Extracted data entries:

※

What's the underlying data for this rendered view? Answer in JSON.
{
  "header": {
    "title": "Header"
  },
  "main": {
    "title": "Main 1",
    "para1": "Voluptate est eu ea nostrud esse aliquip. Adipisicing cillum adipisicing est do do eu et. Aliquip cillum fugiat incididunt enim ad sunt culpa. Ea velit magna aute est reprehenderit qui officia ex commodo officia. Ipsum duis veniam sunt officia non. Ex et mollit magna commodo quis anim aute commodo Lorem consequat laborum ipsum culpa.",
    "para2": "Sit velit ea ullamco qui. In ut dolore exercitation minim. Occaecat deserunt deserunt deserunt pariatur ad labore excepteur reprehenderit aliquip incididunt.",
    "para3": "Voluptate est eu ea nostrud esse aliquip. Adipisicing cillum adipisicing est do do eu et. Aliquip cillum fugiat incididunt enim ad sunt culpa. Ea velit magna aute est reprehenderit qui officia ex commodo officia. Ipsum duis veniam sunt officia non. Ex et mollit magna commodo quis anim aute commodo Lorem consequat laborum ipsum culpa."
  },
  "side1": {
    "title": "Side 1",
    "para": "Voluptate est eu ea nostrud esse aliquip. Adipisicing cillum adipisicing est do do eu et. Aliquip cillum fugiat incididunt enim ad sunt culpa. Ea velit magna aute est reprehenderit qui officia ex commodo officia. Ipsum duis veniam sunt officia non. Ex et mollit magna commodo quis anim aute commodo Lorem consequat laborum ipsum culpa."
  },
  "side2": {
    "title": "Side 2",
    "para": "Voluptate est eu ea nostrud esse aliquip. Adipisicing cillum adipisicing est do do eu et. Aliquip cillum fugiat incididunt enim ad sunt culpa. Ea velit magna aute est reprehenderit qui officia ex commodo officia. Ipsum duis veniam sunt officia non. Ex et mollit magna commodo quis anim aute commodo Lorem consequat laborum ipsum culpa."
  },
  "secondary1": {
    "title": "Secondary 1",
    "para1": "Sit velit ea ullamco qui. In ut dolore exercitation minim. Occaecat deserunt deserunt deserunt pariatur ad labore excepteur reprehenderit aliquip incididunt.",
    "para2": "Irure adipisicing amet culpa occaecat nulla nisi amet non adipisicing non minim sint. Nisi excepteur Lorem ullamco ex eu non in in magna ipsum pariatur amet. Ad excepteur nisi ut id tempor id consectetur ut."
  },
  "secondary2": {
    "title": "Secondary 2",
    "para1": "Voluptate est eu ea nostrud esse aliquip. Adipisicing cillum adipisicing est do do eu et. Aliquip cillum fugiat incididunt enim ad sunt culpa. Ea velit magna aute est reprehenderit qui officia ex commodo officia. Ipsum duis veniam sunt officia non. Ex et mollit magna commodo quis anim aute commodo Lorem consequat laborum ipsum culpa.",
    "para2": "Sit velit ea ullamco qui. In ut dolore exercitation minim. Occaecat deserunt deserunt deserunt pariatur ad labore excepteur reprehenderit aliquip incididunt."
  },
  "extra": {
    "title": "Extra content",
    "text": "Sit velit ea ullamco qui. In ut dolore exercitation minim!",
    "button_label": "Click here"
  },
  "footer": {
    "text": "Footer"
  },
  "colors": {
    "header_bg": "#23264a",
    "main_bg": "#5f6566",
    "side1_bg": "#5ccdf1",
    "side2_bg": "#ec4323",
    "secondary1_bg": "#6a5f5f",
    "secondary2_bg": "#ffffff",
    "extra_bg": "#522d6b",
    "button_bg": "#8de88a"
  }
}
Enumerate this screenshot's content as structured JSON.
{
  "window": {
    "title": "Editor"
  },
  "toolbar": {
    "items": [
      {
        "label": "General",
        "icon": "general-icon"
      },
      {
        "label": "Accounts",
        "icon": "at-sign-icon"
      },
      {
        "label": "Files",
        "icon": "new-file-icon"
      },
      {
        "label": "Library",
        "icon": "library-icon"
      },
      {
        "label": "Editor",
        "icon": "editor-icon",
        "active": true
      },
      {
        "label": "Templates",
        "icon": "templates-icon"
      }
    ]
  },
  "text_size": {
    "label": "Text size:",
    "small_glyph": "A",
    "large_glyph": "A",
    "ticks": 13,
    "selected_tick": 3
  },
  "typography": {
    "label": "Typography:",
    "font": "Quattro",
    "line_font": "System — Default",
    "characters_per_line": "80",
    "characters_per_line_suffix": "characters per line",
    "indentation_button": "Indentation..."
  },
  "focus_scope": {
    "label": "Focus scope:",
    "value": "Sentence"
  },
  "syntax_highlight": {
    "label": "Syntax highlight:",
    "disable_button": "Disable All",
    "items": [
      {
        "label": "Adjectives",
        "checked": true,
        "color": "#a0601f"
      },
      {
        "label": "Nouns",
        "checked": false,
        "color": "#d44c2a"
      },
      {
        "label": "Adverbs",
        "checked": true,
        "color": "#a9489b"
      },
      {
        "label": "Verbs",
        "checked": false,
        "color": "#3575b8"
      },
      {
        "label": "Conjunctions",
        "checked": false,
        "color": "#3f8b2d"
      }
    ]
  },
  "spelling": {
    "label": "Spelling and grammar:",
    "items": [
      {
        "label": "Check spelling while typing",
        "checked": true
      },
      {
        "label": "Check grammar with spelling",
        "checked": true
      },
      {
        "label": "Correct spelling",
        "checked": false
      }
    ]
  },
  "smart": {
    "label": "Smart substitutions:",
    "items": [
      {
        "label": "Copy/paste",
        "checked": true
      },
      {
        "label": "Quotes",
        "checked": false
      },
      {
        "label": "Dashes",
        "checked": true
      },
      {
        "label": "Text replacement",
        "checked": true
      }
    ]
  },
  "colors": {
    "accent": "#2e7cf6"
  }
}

※

- _Exercise details_: Extract every record. Keep wording exact.

- _Solution to the exercise_:
What's the underlying data for this rendered view? Answer in JSON.
{
  "header": {
    "title": "Header"
  },
  "main": {
    "title": "Main 1",
    "para1": "Voluptate est eu ea nostrud esse aliquip. Adipisicing cillum adipisicing est do do eu et. Aliquip cillum fugiat incididunt enim ad sunt culpa. Ea velit magna aute est reprehenderit qui officia ex commodo officia. Ipsum duis veniam sunt officia non. Ex et mollit magna commodo quis anim aute commodo Lorem consequat laborum ipsum culpa.",
    "para2": "Sit velit ea ullamco qui. In ut dolore exercitation minim. Occaecat deserunt deserunt deserunt pariatur ad labore excepteur reprehenderit aliquip incididunt.",
    "para3": "Voluptate est eu ea nostrud esse aliquip. Adipisicing cillum adipisicing est do do eu et. Aliquip cillum fugiat incididunt enim ad sunt culpa. Ea velit magna aute est reprehenderit qui officia ex commodo officia. Ipsum duis veniam sunt officia non. Ex et mollit magna commodo quis anim aute commodo Lorem consequat laborum ipsum culpa."
  },
  "side1": {
    "title": "Side 1",
    "para": "Voluptate est eu ea nostrud esse aliquip. Adipisicing cillum adipisicing est do do eu et. Aliquip cillum fugiat incididunt enim ad sunt culpa. Ea velit magna aute est reprehenderit qui officia ex commodo officia. Ipsum duis veniam sunt officia non. Ex et mollit magna commodo quis anim aute commodo Lorem consequat laborum ipsum culpa."
  },
  "side2": {
    "title": "Side 2",
    "para": "Voluptate est eu ea nostrud esse aliquip. Adipisicing cillum adipisicing est do do eu et. Aliquip cillum fugiat incididunt enim ad sunt culpa. Ea velit magna aute est reprehenderit qui officia ex commodo officia. Ipsum duis veniam sunt officia non. Ex et mollit magna commodo quis anim aute commodo Lorem consequat laborum ipsum culpa."
  },
  "secondary1": {
    "title": "Secondary 1",
    "para1": "Sit velit ea ullamco qui. In ut dolore exercitation minim. Occaecat deserunt deserunt deserunt pariatur ad labore excepteur reprehenderit aliquip incididunt.",
    "para2": "Irure adipisicing amet culpa occaecat nulla nisi amet non adipisicing non minim sint. Nisi excepteur Lorem ullamco ex eu non in in magna ipsum pariatur amet. Ad excepteur nisi ut id tempor id consectetur ut."
  },
  "secondary2": {
    "title": "Secondary 2",
    "para1": "Voluptate est eu ea nostrud esse aliquip. Adipisicing cillum adipisicing est do do eu et. Aliquip cillum fugiat incididunt enim ad sunt culpa. Ea velit magna aute est reprehenderit qui officia ex commodo officia. Ipsum duis veniam sunt officia non. Ex et mollit magna commodo quis anim aute commodo Lorem consequat laborum ipsum culpa.",
    "para2": "Sit velit ea ullamco qui. In ut dolore exercitation minim. Occaecat deserunt deserunt deserunt pariatur ad labore excepteur reprehenderit aliquip incididunt."
  },
  "extra": {
    "title": "Extra content",
    "text": "Sit velit ea ullamco qui. In ut dolore exercitation minim!",
    "button_label": "Click here"
  },
  "footer": {
    "text": "Footer"
  },
  "colors": {
    "header_bg": "#23264a",
    "main_bg": "#5f6566",
    "side1_bg": "#5ccdf1",
    "side2_bg": "#ec4323",
    "secondary1_bg": "#6a5f5f",
    "secondary2_bg": "#ffffff",
    "extra_bg": "#522d6b",
    "button_bg": "#8de88a"
  }
}
Enumerate this screenshot's content as structured JSON.
{
  "window": {
    "title": "Editor"
  },
  "toolbar": {
    "items": [
      {
        "label": "General",
        "icon": "general-icon"
      },
      {
        "label": "Accounts",
        "icon": "at-sign-icon"
      },
      {
        "label": "Files",
        "icon": "new-file-icon"
      },
      {
        "label": "Library",
        "icon": "library-icon"
      },
      {
        "label": "Editor",
        "icon": "editor-icon",
        "active": true
      },
      {
        "label": "Templates",
        "icon": "templates-icon"
      }
    ]
  },
  "text_size": {
    "label": "Text size:",
    "small_glyph": "A",
    "large_glyph": "A",
    "ticks": 13,
    "selected_tick": 3
  },
  "typography": {
    "label": "Typography:",
    "font": "Quattro",
    "line_font": "System — Default",
    "characters_per_line": "80",
    "characters_per_line_suffix": "characters per line",
    "indentation_button": "Indentation..."
  },
  "focus_scope": {
    "label": "Focus scope:",
    "value": "Sentence"
  },
  "syntax_highlight": {
    "label": "Syntax highlight:",
    "disable_button": "Disable All",
    "items": [
      {
        "label": "Adjectives",
        "checked": true,
        "color": "#a0601f"
      },
      {
        "label": "Nouns",
        "checked": false,
        "color": "#d44c2a"
      },
      {
        "label": "Adverbs",
        "checked": true,
        "color": "#a9489b"
      },
      {
        "label": "Verbs",
        "checked": false,
        "color": "#3575b8"
      },
      {
        "label": "Conjunctions",
        "checked": false,
        "color": "#3f8b2d"
      }
    ]
  },
  "spelling": {
    "label": "Spelling and grammar:",
    "items": [
      {
        "label": "Check spelling while typing",
        "checked": true
      },
      {
        "label": "Check grammar with spelling",
        "checked": true
      },
      {
        "label": "Correct spelling",
        "checked": false
      }
    ]
  },
  "smart": {
    "label": "Smart substitutions:",
    "items": [
      {
        "label": "Copy/paste",
        "checked": true
      },
      {
        "label": "Quotes",
        "checked": false
      },
      {
        "label": "Dashes",
        "checked": true
      },
      {
        "label": "Text replacement",
        "checked": true
      }
    ]
  },
  "colors": {
    "accent": "#2e7cf6"
  }
}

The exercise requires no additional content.